* [Kutipan Teks]

·····

Efektifkah Baliho Dongkrak "Brand Awareness" terhadap Politisi?
Pilpres 2024 masih jauh, tapi warna kontestasinya sudah mulai nampak saat ini. Lihat saja, baliho-baliho gede yang menampilkan wajah sejumlah politisi mulai menghias sudut-sudut kota. Ada wajah Puan Maharani dengan jargon “Kepak Sayak Kebhinnekaan”, ada wajah Airlangga Hartanto dengan jargon “Kerja Untuk Indonesia”, ada wajah Gus Muhaimin, wajah AHY dan seterusnya.
Maksud hati ingin meninggalkan kesan dan pesan positif kepada masyarakat
sebagai konstituen, entah mengapa kesan yang terjadi adalah sebaliknya.
Baliho-baliho ini malah sering jadi bahan bercandaan saja di dunia maya.

·····

* [Cuplikan Data]
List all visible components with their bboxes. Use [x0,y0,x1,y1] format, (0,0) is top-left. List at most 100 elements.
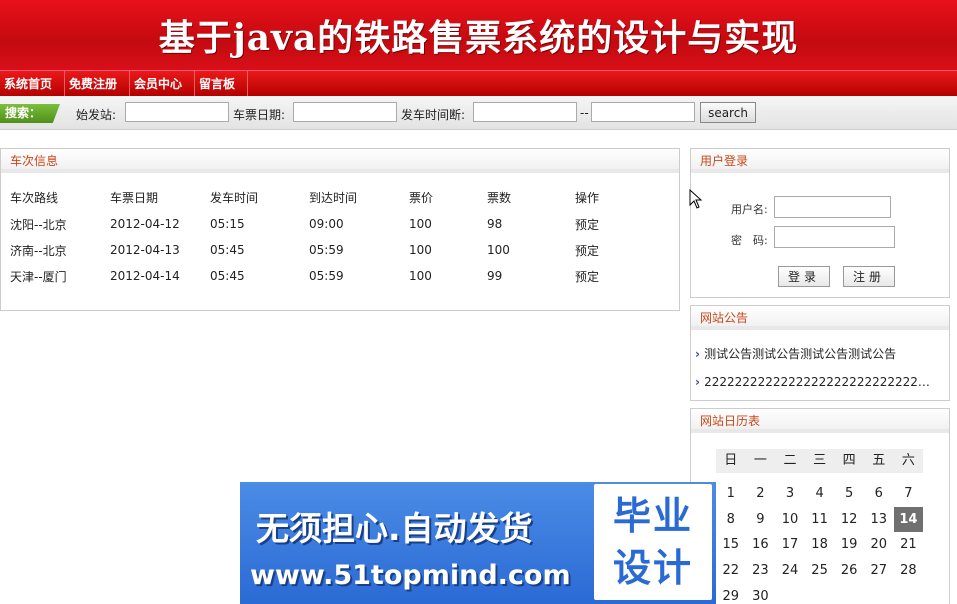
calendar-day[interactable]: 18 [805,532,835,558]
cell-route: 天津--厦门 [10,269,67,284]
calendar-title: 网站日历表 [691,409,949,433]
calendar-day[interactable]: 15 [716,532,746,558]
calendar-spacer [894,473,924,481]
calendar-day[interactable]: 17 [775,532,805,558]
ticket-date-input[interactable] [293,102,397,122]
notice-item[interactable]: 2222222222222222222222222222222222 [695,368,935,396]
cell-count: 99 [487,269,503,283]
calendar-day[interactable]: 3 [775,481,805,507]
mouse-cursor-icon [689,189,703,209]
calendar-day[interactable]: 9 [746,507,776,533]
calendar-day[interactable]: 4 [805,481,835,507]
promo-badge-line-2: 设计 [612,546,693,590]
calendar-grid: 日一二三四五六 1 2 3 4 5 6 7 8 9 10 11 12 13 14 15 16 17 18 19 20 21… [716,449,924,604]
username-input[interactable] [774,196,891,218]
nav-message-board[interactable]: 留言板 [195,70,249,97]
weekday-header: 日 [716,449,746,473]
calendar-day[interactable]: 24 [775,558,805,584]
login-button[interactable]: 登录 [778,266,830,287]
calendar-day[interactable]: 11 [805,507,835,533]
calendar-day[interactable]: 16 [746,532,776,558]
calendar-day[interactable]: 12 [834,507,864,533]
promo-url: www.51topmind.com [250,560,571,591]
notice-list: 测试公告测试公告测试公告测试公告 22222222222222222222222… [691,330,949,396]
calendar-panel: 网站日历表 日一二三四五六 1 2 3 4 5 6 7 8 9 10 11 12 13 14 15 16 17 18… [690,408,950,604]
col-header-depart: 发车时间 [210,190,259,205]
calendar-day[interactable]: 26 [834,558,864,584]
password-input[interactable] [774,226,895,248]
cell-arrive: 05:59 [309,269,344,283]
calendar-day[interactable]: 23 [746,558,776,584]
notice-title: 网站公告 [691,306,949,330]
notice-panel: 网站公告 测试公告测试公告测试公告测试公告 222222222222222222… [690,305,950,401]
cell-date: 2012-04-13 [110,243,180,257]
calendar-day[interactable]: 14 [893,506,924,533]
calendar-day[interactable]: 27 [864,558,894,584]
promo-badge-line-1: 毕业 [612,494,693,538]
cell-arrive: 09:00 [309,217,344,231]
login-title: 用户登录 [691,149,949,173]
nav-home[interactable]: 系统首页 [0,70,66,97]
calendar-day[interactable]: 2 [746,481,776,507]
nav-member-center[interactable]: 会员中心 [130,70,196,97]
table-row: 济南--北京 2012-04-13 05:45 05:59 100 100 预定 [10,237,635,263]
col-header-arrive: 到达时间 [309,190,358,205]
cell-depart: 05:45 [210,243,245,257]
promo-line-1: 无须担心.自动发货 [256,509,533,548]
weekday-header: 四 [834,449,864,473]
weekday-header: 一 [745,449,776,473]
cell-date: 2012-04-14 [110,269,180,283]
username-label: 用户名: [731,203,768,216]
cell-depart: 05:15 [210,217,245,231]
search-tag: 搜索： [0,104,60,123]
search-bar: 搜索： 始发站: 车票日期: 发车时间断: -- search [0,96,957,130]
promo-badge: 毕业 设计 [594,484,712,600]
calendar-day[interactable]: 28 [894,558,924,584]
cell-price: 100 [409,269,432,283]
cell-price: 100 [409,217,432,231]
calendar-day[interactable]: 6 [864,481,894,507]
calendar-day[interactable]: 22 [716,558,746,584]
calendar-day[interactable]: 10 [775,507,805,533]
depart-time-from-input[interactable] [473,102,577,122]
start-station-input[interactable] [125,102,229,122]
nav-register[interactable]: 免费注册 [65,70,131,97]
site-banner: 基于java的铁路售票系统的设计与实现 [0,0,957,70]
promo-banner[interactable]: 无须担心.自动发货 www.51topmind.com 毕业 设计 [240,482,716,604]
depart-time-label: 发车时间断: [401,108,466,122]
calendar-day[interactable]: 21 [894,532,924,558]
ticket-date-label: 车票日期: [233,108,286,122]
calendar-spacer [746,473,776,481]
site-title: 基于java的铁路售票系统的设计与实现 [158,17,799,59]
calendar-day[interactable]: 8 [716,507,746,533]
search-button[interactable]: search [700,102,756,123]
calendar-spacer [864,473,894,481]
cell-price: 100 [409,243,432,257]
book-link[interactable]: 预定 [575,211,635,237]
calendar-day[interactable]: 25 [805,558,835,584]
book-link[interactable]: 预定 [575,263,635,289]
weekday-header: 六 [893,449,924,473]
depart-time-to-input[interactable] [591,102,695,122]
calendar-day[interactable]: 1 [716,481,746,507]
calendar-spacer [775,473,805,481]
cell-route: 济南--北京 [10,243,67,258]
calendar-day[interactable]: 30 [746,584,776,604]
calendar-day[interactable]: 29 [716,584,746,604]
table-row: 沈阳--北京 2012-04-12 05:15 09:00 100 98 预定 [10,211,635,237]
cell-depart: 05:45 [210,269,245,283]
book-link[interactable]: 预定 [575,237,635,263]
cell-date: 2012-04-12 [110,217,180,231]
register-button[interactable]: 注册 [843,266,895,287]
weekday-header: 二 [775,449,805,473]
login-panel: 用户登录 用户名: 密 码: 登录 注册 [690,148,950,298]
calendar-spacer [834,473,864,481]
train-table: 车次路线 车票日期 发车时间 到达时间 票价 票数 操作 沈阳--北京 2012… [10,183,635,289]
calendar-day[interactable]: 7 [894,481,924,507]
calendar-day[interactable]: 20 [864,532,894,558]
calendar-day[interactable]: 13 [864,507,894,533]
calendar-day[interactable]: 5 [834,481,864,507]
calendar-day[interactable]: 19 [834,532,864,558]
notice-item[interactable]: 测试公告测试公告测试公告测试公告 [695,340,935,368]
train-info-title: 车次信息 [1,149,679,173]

·····

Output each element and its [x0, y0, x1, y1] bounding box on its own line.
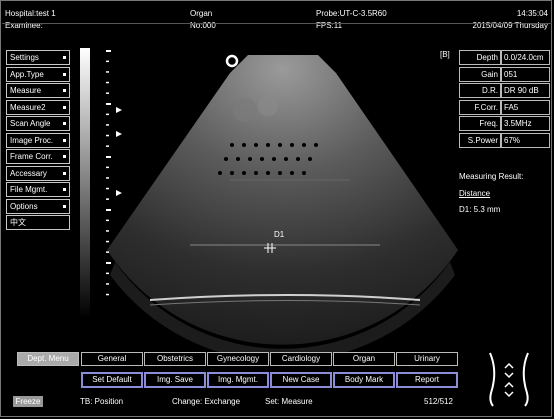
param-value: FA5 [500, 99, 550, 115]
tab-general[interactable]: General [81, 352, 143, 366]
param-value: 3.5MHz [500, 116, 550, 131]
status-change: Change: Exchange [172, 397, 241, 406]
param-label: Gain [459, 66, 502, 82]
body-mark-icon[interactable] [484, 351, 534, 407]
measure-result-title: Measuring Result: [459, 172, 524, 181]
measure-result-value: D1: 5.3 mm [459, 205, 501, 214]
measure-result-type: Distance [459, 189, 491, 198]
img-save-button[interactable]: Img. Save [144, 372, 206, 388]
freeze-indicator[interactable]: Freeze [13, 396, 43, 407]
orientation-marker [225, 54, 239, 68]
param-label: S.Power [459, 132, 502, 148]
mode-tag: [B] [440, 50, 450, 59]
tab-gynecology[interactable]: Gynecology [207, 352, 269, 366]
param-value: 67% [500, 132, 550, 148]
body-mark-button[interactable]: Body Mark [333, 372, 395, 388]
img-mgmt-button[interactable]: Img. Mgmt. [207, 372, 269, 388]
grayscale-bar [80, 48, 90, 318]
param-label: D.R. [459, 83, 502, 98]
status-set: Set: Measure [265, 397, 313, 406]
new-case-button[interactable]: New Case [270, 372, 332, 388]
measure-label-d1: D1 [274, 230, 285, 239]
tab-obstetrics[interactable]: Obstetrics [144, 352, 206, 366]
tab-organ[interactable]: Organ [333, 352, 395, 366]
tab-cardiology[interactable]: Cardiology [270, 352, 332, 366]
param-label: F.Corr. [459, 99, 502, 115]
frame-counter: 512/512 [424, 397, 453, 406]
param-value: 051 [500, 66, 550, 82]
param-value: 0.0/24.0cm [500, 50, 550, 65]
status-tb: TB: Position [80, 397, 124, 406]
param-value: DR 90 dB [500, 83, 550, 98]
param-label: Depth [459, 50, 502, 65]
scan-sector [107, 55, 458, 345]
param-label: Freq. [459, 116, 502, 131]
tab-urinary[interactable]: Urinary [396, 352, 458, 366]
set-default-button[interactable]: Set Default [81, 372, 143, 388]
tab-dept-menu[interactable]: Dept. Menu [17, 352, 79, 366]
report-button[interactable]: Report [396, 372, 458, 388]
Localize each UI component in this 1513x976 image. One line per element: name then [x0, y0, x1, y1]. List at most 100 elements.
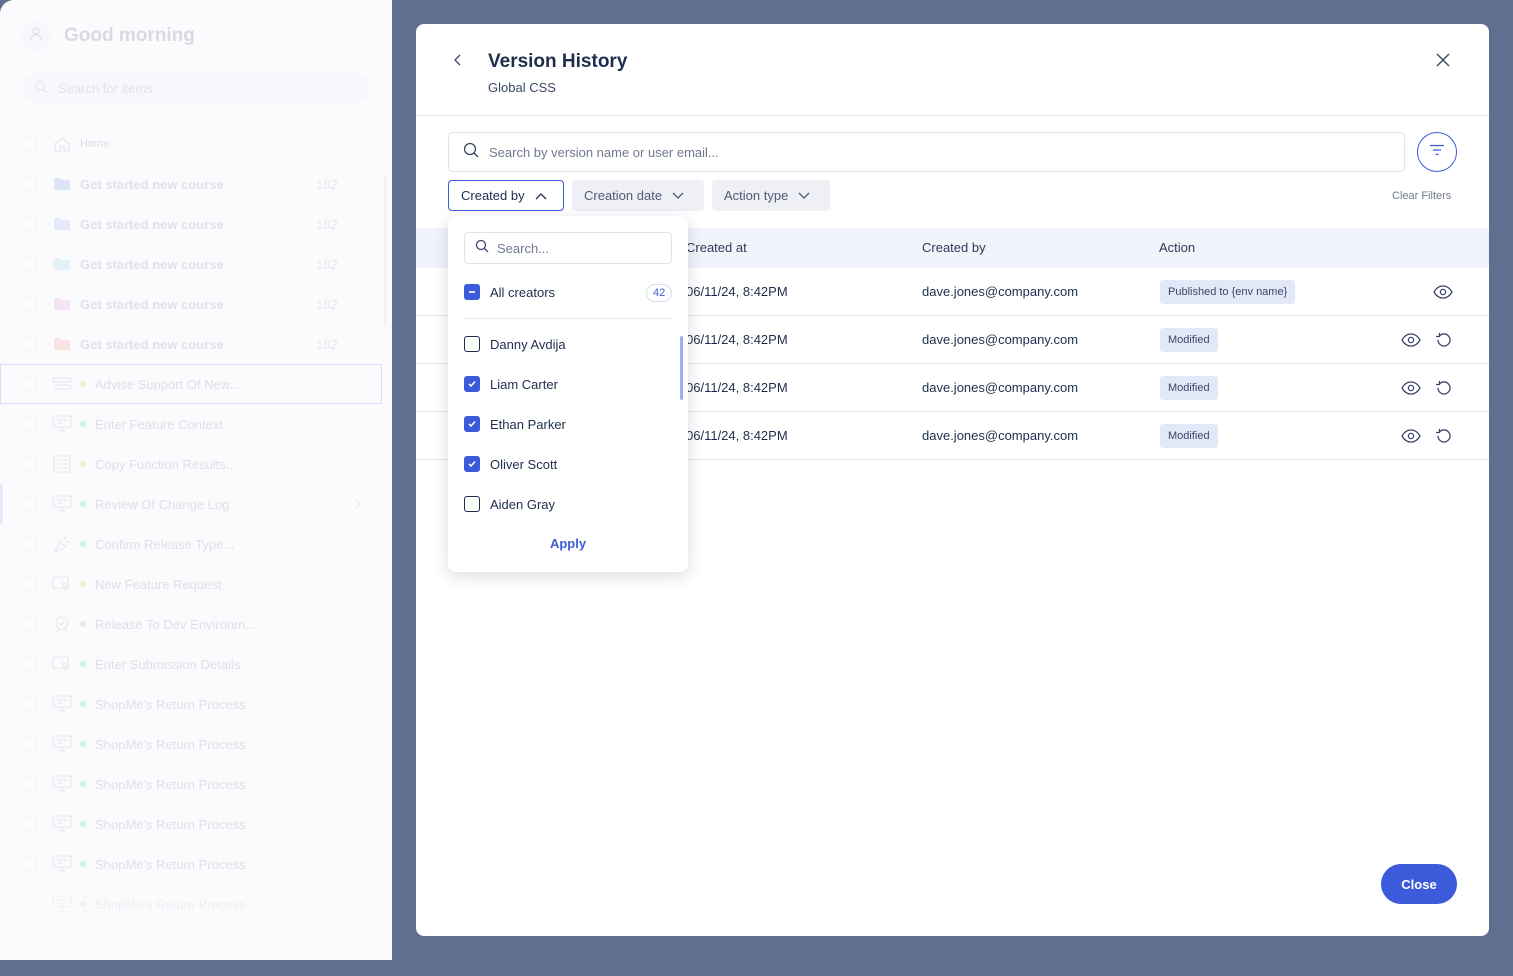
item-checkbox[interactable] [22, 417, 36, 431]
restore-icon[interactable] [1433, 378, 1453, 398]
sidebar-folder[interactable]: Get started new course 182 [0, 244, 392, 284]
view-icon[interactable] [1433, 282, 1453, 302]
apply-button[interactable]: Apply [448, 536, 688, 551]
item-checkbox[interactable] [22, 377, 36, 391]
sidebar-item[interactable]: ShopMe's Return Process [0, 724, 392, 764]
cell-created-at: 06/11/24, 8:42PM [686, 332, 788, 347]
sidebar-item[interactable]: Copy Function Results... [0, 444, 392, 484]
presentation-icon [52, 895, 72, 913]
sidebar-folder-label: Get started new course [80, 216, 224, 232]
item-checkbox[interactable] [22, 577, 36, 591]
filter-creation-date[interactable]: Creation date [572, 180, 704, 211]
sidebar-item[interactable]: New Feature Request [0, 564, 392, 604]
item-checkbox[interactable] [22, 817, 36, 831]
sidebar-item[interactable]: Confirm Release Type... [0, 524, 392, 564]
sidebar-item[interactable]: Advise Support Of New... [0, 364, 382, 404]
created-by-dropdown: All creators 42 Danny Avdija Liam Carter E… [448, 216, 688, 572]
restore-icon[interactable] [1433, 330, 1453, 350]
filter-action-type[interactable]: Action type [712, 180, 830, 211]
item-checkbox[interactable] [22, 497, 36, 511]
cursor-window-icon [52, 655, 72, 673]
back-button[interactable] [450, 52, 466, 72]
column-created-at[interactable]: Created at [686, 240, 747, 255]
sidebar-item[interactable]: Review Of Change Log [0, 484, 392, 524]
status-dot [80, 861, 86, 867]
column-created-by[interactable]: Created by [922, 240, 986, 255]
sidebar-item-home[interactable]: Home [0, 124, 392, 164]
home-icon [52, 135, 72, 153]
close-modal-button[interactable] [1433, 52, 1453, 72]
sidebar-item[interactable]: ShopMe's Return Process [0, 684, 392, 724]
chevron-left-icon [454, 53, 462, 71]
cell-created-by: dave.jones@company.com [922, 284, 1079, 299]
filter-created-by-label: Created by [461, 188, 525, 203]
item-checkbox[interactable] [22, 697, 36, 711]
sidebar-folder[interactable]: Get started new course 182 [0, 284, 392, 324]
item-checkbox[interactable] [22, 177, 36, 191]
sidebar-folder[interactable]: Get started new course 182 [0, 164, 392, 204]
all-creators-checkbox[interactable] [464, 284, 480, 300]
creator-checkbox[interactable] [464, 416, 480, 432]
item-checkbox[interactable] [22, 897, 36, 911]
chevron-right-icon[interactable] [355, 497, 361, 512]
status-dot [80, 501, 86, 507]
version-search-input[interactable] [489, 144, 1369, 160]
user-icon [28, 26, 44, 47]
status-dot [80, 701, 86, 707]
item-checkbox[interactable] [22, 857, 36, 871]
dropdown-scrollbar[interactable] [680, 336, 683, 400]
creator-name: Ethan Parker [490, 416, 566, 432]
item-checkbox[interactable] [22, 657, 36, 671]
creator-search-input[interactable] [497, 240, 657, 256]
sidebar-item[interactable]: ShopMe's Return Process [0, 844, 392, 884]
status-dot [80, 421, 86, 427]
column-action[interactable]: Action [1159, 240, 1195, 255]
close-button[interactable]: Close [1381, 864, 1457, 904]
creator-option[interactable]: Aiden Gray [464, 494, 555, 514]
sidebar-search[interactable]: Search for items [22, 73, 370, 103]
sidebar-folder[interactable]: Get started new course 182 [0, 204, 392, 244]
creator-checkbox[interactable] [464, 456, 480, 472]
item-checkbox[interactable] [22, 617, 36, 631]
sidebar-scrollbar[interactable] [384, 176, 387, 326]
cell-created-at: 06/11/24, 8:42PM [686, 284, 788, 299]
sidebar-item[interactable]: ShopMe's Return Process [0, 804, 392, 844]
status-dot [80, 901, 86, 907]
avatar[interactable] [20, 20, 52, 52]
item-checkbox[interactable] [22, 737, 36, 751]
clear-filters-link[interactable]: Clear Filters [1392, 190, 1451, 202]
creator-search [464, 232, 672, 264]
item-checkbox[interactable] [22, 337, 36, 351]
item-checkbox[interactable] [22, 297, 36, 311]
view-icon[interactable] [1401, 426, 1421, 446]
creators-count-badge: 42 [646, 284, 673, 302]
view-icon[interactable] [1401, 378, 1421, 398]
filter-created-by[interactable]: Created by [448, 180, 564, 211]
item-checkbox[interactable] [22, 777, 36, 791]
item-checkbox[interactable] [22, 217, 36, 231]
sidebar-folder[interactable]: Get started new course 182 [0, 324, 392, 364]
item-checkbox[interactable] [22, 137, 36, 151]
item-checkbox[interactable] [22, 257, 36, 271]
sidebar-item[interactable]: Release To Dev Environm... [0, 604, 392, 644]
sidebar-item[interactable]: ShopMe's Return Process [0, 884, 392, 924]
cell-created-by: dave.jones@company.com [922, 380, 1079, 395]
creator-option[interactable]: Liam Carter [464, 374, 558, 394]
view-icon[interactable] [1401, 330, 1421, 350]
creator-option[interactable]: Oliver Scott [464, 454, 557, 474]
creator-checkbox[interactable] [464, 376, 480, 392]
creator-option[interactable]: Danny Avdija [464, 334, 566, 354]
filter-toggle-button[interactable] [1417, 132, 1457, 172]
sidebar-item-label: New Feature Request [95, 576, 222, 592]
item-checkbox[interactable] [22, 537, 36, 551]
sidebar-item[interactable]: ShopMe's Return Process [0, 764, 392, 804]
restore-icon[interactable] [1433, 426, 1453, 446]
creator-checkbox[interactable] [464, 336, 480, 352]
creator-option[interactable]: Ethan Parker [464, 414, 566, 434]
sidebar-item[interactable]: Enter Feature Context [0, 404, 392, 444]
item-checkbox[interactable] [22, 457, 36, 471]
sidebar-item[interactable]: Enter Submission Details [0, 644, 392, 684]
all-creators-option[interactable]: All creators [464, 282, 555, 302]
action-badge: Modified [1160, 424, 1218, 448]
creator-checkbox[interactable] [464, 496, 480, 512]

·····

* [Latihan Singkat]
Tentukan apakah setiap pernyataan berikut sesuai dengan teks tentang baliho politisi, lalu jawab ya atau tidak disertai kutipan persis dari teks yang menjadi dasarnya.
1. Baliho Puan Maharani memuat jargon "Kerja Untuk Indonesia".
2. Baliho-baliho tersebut sering menjadi bahan bercandaan di dunia maya.
3. Pilpres 2024 sudah dekat.
Baris-baris data tidak berkaitan dengan teks tentang baliho politisi.

* [Jawaban Tugas]
1. Tidak: "ada wajah Airlangga Hartanto dengan jargon “Kerja Untuk Indonesia”"
2. Ya: "Baliho-baliho ini malah sering jadi bahan bercandaan saja di dunia maya."
3. Tidak: "Pilpres 2024 masih jauh"